GOAL: Reproduce all the lines exactly as they stand, apart from the pictures.

★ ★ ★ ★ ★

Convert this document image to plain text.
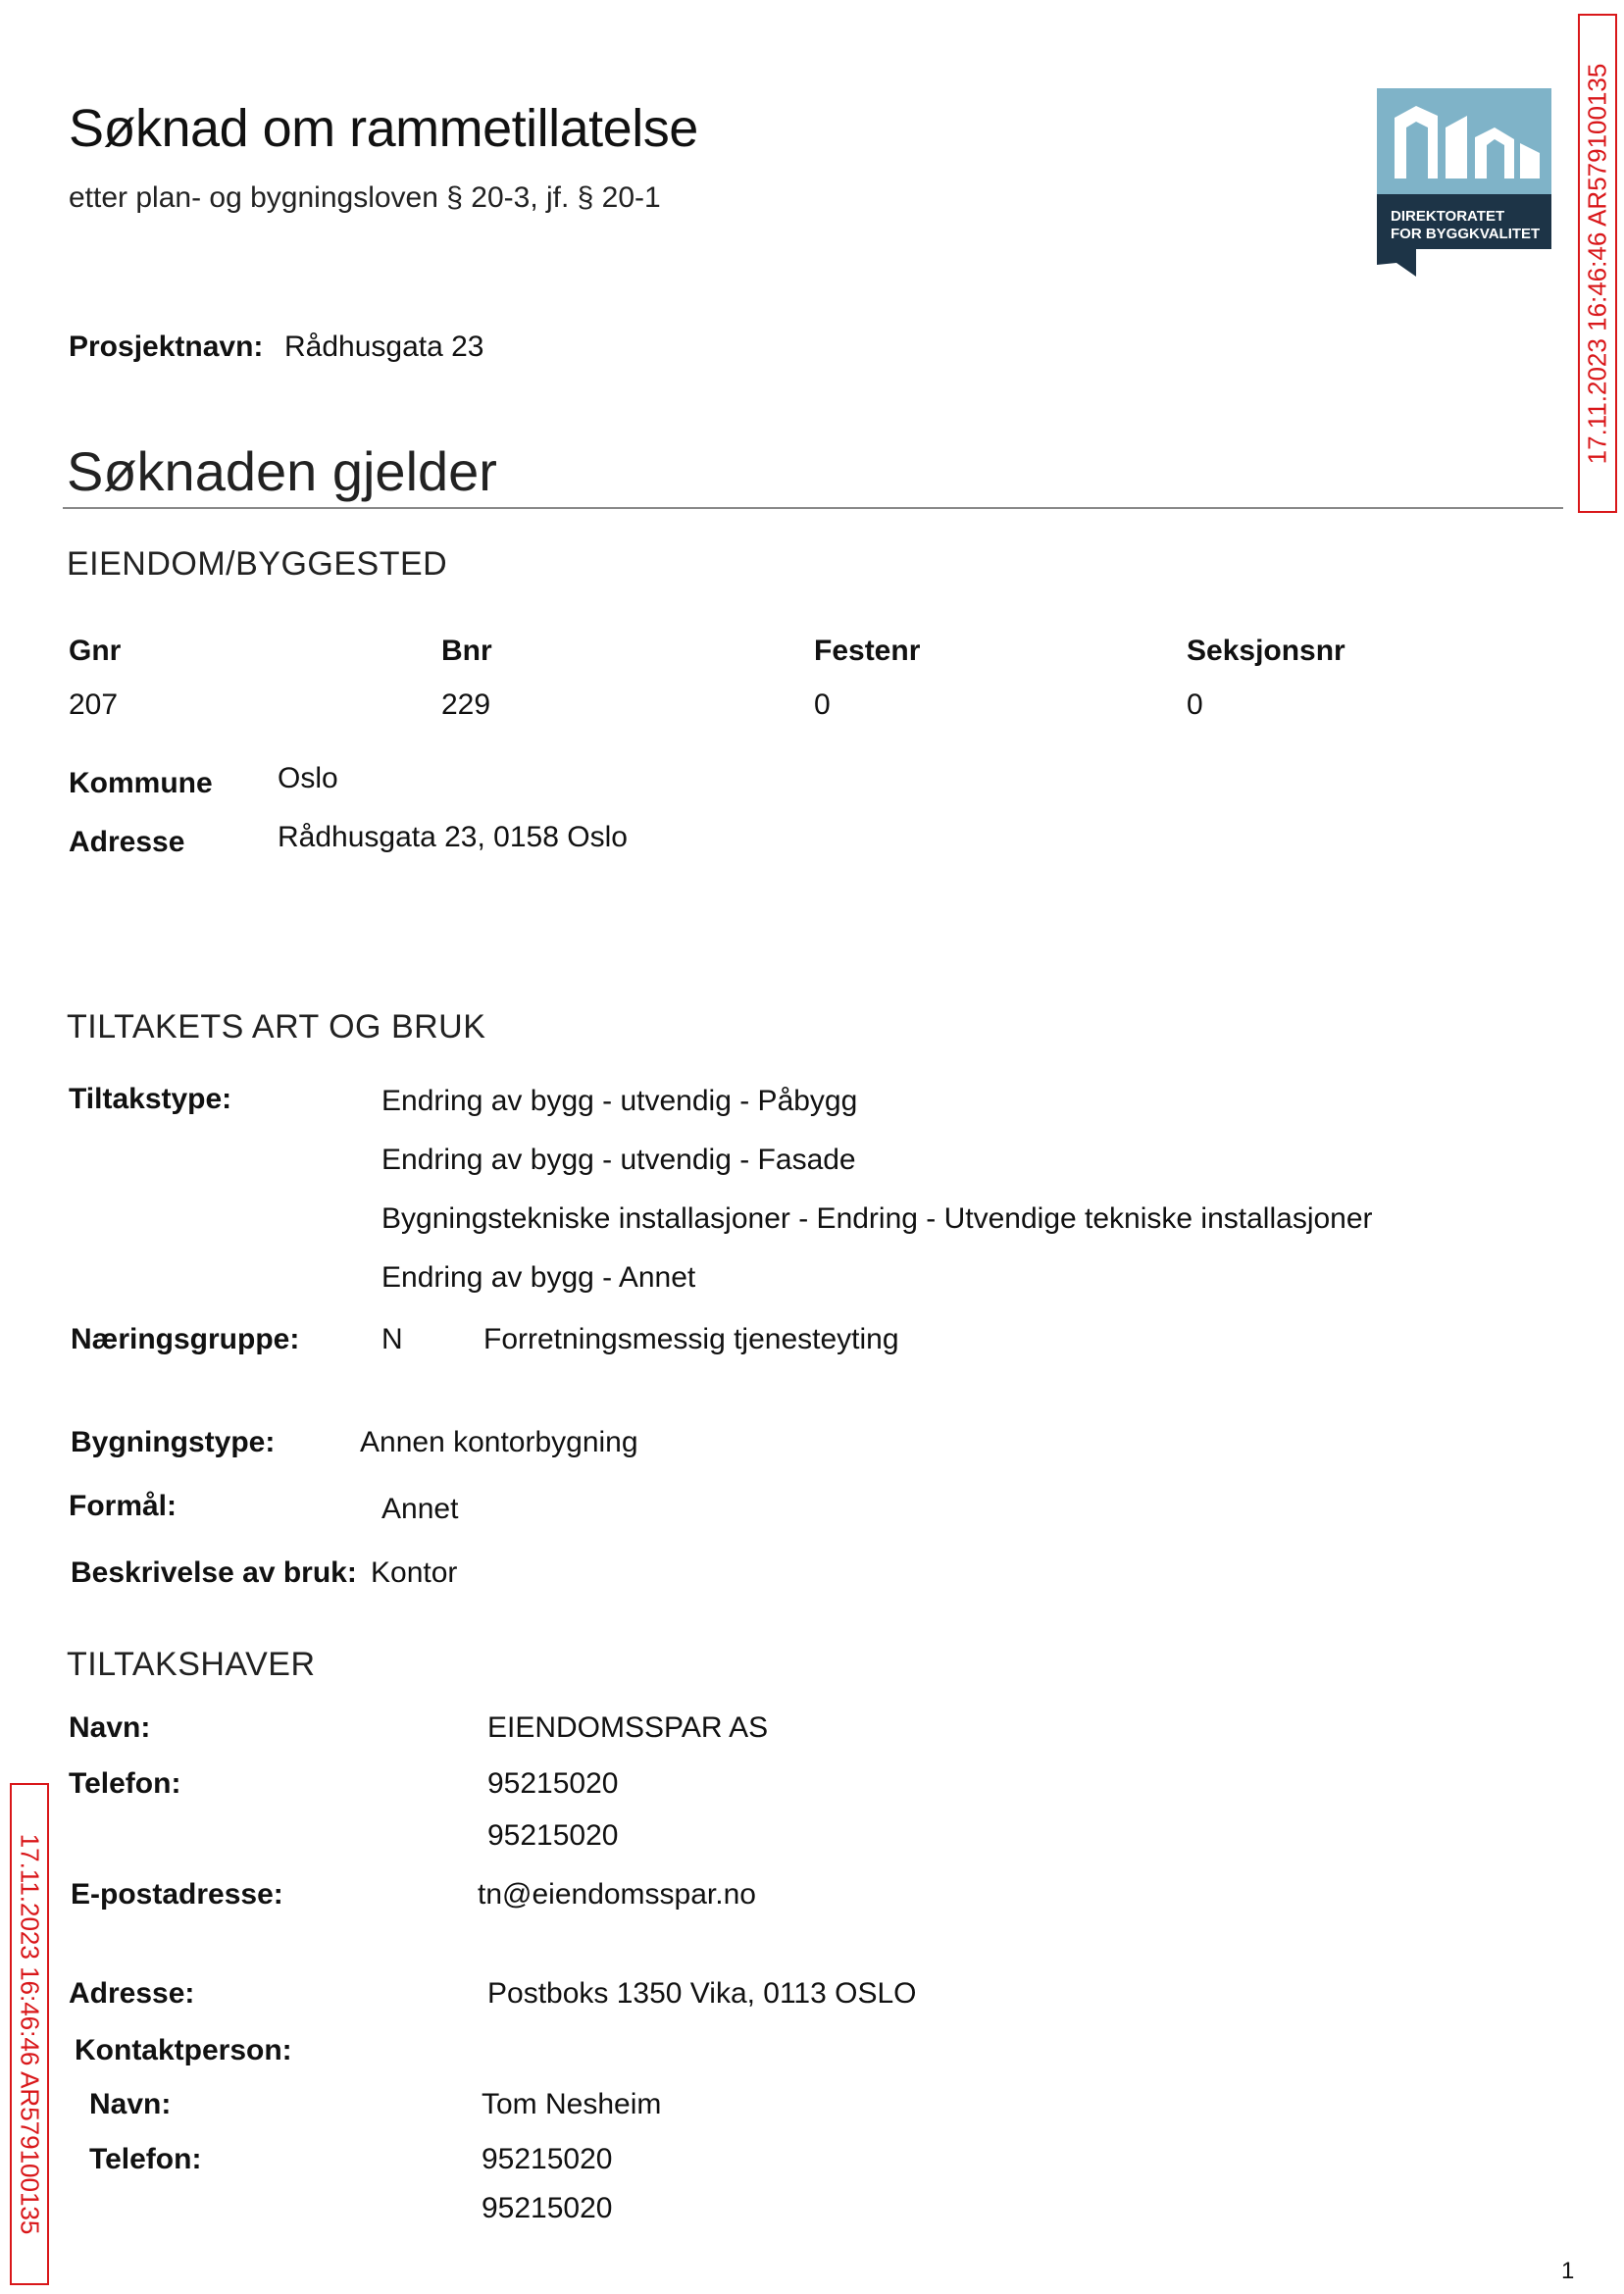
Søknad om rammetillatelse
etter plan- og bygningsloven § 20-3, jf. § 20-1
DIREKTORATET
FOR BYGGKVALITET 17.11.2023 16:46:46 AR579100135
17.11.2023 16:46:46 AR579100135
Prosjektnavn: Rådhusgata 23
Søknaden gjelder
EIENDOM/BYGGESTED
Gnr	Bnr	Festenr	Seksjonsnr
207	229	0	0
Kommune Oslo
Adresse	Rådhusgata 23, 0158 Oslo
TILTAKETS ART OG BRUK
Tiltakstype:	Endring av bygg - utvendig - Påbygg
Endring av bygg - utvendig - Fasade
Bygningstekniske installasjoner - Endring - Utvendige tekniske installasjoner
Endring av bygg - Annet
Næringsgruppe:	N	Forretningsmessig tjenesteyting
Bygningstype:	Annen kontorbygning
Formål:	Annet
Beskrivelse av bruk: Kontor
TILTAKSHAVER
Navn:	EIENDOMSSPAR AS
Telefon:	95215020
95215020
E-postadresse:	tn@eiendomsspar.no
Adresse:	Postboks 1350 Vika, 0113 OSLO
Kontaktperson:
Navn:	Tom Nesheim
Telefon:	95215020
95215020
1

★ ★ ★ ★ ★

SOLUTION FOR THIS TASK:
Convert this document image to plain text.
Søknad om rammetillatelse
etter plan- og bygningsloven § 20-3, jf. § 20-1
DIREKTORATET
FOR BYGGKVALITET 17.11.2023 16:46:46 AR579100135
17.11.2023 16:46:46 AR579100135
Prosjektnavn: Rådhusgata 23
Søknaden gjelder
EIENDOM/BYGGESTED
Gnr	Bnr	Festenr	Seksjonsnr
207	229	0	0
Kommune Oslo
Adresse	Rådhusgata 23, 0158 Oslo
TILTAKETS ART OG BRUK
Tiltakstype:	Endring av bygg - utvendig - Påbygg
Endring av bygg - utvendig - Fasade
Bygningstekniske installasjoner - Endring - Utvendige tekniske installasjoner
Endring av bygg - Annet
Næringsgruppe:	N	Forretningsmessig tjenesteyting
Bygningstype:	Annen kontorbygning
Formål:	Annet
Beskrivelse av bruk: Kontor
TILTAKSHAVER
Navn:	EIENDOMSSPAR AS
Telefon:	95215020
95215020
E-postadresse:	tn@eiendomsspar.no
Adresse:	Postboks 1350 Vika, 0113 OSLO
Kontaktperson:
Navn:	Tom Nesheim
Telefon:	95215020
95215020
1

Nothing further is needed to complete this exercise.